Lines of data

________

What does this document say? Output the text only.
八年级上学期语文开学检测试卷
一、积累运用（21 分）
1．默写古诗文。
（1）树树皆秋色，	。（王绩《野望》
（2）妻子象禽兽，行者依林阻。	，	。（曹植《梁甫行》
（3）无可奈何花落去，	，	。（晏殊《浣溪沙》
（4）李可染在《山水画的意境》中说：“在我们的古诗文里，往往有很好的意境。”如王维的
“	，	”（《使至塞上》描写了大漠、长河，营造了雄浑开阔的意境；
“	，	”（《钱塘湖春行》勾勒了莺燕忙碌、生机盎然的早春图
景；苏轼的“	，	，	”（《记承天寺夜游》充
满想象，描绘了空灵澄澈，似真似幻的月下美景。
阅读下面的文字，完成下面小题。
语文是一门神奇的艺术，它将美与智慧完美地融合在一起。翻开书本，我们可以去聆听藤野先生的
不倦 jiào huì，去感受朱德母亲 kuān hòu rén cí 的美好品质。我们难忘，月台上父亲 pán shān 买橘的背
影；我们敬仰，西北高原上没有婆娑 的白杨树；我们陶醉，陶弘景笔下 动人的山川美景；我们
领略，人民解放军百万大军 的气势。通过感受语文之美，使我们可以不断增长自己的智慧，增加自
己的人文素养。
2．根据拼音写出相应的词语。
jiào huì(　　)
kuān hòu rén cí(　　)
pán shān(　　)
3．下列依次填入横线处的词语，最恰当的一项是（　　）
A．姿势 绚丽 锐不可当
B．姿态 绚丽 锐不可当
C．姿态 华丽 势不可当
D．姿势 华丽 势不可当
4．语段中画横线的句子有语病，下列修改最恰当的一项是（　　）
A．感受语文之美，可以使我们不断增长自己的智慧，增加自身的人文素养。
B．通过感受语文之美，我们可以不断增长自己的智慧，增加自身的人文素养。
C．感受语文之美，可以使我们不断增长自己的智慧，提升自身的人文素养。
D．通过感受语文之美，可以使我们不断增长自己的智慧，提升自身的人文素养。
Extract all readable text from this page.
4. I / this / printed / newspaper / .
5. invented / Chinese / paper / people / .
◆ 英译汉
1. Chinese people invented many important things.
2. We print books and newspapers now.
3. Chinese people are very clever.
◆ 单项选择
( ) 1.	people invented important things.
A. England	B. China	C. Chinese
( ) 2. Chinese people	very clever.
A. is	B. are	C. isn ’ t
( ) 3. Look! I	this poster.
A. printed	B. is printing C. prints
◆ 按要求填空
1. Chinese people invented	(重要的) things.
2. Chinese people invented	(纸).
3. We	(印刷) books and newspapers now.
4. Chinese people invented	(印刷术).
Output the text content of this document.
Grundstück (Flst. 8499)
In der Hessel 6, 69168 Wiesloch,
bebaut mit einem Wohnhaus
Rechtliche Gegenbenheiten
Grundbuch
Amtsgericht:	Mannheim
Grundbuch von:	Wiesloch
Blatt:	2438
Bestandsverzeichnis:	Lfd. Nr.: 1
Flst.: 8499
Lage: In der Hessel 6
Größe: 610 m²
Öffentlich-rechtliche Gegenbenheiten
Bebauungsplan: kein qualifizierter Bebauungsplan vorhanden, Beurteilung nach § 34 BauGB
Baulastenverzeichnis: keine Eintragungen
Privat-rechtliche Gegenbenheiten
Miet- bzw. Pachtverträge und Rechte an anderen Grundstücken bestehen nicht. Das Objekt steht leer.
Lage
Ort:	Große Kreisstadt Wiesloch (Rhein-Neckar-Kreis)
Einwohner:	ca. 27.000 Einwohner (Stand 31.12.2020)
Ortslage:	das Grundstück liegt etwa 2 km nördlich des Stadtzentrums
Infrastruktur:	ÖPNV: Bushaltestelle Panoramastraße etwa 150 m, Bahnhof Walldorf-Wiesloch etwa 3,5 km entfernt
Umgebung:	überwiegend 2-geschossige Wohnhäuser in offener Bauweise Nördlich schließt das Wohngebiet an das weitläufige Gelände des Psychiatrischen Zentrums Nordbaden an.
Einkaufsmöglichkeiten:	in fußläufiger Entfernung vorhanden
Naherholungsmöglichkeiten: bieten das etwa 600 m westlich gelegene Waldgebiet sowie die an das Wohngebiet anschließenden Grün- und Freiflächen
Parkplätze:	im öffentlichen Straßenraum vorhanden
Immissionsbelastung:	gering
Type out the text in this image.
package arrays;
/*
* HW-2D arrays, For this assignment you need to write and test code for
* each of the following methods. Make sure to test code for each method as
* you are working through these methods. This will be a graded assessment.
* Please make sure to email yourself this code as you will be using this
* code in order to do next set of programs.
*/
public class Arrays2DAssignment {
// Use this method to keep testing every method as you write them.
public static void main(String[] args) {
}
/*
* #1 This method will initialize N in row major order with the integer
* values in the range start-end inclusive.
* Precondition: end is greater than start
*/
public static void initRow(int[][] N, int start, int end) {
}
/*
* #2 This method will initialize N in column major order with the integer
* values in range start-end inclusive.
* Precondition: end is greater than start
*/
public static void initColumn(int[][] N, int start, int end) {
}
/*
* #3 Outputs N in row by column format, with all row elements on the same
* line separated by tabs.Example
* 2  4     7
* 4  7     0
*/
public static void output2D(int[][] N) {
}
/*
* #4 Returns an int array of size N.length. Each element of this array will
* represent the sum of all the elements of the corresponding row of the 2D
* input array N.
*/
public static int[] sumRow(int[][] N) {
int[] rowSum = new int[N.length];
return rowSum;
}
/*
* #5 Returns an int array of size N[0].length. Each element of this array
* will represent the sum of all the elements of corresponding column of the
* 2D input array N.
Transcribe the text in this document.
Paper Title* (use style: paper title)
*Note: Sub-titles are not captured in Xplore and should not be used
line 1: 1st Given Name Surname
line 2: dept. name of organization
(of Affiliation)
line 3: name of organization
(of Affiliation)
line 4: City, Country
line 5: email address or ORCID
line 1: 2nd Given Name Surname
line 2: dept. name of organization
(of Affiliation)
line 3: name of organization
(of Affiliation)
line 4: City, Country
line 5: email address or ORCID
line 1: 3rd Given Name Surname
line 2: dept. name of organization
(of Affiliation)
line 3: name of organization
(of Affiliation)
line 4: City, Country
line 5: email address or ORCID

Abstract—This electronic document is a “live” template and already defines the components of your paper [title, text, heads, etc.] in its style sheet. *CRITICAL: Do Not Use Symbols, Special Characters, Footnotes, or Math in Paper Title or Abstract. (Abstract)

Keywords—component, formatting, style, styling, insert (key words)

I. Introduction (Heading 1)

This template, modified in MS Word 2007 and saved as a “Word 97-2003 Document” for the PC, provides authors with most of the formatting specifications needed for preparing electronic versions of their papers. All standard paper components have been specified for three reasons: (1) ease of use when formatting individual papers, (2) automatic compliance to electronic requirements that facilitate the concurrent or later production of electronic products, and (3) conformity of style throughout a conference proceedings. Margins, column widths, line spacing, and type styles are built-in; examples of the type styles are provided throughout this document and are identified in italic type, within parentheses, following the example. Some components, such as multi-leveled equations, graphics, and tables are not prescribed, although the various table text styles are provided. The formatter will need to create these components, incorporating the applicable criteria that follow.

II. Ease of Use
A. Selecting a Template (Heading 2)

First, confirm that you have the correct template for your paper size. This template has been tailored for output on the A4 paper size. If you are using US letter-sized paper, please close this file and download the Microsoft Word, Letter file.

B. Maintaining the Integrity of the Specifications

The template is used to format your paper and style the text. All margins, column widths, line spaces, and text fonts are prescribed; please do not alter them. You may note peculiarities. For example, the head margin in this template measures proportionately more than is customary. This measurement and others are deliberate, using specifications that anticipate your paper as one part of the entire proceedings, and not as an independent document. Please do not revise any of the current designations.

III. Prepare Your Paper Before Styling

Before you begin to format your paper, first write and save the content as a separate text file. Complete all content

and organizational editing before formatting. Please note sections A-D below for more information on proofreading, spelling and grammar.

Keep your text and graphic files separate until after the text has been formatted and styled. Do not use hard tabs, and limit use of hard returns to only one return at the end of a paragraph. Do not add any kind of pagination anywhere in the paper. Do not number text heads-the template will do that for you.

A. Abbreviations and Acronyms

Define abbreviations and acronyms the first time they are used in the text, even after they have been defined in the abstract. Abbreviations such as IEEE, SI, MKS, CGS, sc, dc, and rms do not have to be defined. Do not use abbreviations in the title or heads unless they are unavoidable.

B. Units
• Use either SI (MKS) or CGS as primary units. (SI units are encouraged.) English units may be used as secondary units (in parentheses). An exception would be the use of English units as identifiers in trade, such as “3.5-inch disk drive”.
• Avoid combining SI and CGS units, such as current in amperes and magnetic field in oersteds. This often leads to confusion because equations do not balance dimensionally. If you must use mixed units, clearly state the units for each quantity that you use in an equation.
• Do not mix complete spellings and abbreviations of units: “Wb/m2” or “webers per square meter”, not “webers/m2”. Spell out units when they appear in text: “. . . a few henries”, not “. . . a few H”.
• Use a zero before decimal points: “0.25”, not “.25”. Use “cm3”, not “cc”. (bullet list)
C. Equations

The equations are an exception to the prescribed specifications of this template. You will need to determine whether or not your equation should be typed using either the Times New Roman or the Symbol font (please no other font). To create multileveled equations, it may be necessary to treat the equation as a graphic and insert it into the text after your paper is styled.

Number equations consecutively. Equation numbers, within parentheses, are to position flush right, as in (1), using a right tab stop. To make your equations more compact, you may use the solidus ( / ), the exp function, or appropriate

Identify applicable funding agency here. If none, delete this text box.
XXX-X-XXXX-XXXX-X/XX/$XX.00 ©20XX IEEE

________

__EXERCISE REQUIREMENTS__
Where a line above includes "Hessel", copy that line.

__ANSWER__
In der Hessel 6, 69168 Wiesloch,
Lage: In der Hessel 6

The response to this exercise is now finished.